What is asked :: Return, word for word, every line that follows.
---------------
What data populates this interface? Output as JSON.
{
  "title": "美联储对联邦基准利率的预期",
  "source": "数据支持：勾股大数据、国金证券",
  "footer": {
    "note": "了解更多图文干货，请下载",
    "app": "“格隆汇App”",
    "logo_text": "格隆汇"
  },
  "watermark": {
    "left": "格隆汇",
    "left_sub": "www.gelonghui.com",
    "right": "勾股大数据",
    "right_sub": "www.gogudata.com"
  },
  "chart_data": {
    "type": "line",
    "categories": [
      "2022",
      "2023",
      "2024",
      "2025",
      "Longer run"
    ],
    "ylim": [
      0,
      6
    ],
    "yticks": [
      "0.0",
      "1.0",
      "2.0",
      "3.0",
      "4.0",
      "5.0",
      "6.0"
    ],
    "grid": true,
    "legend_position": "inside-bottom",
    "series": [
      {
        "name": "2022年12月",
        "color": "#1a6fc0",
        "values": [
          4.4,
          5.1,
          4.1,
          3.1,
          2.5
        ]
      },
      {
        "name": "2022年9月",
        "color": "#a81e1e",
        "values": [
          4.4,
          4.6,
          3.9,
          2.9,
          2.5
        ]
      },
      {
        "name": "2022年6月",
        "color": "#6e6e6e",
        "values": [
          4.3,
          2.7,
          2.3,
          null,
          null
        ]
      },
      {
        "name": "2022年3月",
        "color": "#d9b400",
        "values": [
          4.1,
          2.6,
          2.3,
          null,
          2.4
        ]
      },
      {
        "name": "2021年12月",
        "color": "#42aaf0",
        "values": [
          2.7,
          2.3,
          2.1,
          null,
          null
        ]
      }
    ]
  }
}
---------------
Worked answer ::
What data populates this interface? Output as JSON.
{
  "title": "美联储对联邦基准利率的预期",
  "source": "数据支持：勾股大数据、国金证券",
  "footer": {
    "note": "了解更多图文干货，请下载",
    "app": "“格隆汇App”",
    "logo_text": "格隆汇"
  },
  "watermark": {
    "left": "格隆汇",
    "left_sub": "www.gelonghui.com",
    "right": "勾股大数据",
    "right_sub": "www.gogudata.com"
  },
  "chart_data": {
    "type": "line",
    "categories": [
      "2022",
      "2023",
      "2024",
      "2025",
      "Longer run"
    ],
    "ylim": [
      0,
      6
    ],
    "yticks": [
      "0.0",
      "1.0",
      "2.0",
      "3.0",
      "4.0",
      "5.0",
      "6.0"
    ],
    "grid": true,
    "legend_position": "inside-bottom",
    "series": [
      {
        "name": "2022年12月",
        "color": "#1a6fc0",
        "values": [
          4.4,
          5.1,
          4.1,
          3.1,
          2.5
        ]
      },
      {
        "name": "2022年9月",
        "color": "#a81e1e",
        "values": [
          4.4,
          4.6,
          3.9,
          2.9,
          2.5
        ]
      },
      {
        "name": "2022年6月",
        "color": "#6e6e6e",
        "values": [
          4.3,
          2.7,
          2.3,
          null,
          null
        ]
      },
      {
        "name": "2022年3月",
        "color": "#d9b400",
        "values": [
          4.1,
          2.6,
          2.3,
          null,
          2.4
        ]
      },
      {
        "name": "2021年12月",
        "color": "#42aaf0",
        "values": [
          2.7,
          2.3,
          2.1,
          null,
          null
        ]
      }
    ]
  }
}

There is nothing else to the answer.